GIVEN EXERCISE =>
Show all lines holding "this".
START MATERIAL FOR THE TASK
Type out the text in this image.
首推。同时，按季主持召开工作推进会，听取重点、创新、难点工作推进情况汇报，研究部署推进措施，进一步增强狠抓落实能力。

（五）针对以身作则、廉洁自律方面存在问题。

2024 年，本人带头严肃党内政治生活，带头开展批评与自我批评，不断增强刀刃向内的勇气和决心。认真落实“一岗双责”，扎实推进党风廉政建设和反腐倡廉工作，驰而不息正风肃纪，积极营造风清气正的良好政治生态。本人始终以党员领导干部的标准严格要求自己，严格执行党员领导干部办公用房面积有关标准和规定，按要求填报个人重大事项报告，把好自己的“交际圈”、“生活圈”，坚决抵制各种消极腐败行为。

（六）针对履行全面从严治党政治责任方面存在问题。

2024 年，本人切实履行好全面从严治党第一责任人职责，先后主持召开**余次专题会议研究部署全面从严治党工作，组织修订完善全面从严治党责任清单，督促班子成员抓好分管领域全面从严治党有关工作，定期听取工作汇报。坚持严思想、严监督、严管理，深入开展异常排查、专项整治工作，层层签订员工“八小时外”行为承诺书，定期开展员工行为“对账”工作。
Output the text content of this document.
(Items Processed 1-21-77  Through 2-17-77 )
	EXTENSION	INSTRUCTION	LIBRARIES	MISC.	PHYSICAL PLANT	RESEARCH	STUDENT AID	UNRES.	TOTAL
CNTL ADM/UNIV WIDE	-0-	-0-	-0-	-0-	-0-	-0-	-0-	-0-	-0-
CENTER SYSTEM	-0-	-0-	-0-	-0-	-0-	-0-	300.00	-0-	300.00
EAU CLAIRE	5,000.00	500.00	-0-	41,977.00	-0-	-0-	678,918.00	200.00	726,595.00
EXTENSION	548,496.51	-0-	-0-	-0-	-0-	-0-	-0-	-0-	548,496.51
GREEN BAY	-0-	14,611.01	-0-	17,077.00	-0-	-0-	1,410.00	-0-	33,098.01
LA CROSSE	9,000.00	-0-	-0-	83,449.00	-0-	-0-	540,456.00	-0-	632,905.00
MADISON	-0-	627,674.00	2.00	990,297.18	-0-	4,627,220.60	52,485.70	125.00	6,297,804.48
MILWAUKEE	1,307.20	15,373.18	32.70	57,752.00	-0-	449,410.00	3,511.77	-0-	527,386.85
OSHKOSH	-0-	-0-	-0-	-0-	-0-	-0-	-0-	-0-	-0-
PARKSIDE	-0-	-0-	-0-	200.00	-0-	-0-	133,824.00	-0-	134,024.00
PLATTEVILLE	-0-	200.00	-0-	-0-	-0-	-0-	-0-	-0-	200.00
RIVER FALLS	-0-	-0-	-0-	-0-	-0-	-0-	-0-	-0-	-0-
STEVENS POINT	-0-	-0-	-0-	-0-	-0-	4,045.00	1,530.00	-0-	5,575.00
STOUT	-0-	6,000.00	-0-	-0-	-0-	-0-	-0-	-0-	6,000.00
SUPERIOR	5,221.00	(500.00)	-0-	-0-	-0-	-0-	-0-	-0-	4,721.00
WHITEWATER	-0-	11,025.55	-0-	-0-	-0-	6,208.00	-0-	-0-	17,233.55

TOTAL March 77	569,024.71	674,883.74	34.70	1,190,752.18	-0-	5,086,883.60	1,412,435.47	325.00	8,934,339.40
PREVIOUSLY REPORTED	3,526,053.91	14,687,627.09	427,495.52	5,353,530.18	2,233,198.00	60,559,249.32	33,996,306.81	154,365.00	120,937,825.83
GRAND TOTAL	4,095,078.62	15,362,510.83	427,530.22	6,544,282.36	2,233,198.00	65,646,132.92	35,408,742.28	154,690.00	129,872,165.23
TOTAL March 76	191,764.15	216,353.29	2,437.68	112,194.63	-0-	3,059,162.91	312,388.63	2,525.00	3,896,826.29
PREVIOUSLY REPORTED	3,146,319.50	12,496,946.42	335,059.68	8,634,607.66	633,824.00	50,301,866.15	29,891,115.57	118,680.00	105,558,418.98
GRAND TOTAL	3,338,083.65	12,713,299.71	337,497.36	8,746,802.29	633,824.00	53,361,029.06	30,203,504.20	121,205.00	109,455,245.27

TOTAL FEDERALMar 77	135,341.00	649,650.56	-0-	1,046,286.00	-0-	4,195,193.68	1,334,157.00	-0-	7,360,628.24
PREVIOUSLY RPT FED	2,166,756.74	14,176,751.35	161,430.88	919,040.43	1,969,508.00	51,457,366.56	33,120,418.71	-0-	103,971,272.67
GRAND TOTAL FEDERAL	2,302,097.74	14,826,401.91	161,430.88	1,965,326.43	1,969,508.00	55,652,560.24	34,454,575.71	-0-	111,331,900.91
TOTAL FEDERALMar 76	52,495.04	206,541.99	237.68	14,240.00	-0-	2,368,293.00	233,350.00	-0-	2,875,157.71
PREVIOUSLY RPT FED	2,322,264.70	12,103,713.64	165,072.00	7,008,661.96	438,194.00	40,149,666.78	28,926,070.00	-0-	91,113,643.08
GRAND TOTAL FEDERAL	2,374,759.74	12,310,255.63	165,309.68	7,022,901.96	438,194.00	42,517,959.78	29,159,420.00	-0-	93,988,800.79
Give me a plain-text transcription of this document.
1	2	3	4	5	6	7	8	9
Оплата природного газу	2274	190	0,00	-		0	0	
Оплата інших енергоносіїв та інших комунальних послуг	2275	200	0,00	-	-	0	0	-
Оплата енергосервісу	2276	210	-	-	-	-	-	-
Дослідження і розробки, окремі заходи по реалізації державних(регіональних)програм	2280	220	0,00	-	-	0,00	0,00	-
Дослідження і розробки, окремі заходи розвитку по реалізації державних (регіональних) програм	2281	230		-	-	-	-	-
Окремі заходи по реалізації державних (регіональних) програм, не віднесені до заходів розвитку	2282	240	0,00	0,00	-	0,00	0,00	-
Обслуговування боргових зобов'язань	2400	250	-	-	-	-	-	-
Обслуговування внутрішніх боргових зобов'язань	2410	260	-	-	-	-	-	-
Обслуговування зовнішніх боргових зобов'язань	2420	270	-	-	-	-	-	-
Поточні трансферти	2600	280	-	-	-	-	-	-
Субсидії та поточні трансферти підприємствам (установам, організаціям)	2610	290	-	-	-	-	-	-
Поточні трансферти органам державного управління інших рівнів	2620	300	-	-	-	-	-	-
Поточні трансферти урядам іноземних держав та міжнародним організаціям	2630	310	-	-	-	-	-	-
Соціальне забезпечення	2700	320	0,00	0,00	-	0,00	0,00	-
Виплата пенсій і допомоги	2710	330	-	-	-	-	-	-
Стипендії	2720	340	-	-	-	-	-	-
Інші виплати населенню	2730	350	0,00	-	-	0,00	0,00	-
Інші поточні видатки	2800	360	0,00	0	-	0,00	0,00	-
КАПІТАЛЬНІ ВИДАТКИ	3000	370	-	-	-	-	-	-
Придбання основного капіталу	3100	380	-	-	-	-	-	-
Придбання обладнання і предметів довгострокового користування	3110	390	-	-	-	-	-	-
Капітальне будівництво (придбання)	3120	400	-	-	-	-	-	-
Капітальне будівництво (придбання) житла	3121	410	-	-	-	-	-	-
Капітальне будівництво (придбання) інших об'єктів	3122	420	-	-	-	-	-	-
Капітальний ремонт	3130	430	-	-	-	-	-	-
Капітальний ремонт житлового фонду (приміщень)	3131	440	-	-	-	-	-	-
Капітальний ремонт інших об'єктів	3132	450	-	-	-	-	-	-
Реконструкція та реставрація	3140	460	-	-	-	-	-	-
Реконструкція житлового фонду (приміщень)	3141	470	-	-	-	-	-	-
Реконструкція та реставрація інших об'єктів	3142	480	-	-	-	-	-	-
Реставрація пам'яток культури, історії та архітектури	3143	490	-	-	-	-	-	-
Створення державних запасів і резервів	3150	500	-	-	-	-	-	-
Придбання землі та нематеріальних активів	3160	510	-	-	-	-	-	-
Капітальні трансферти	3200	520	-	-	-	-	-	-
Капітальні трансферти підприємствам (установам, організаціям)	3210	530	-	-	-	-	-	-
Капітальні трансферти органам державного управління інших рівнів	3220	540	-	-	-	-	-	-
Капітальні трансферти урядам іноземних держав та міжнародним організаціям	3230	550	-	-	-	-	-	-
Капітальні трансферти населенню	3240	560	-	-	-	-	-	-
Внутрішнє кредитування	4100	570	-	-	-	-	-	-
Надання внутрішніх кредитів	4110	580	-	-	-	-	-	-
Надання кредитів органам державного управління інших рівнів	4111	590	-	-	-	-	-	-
END MATERIAL FOR THE TASK
WRITTEN REPLY =>
Type out the text in this image.
Output the text content of this document.
Give me a plain-text transcription of this document.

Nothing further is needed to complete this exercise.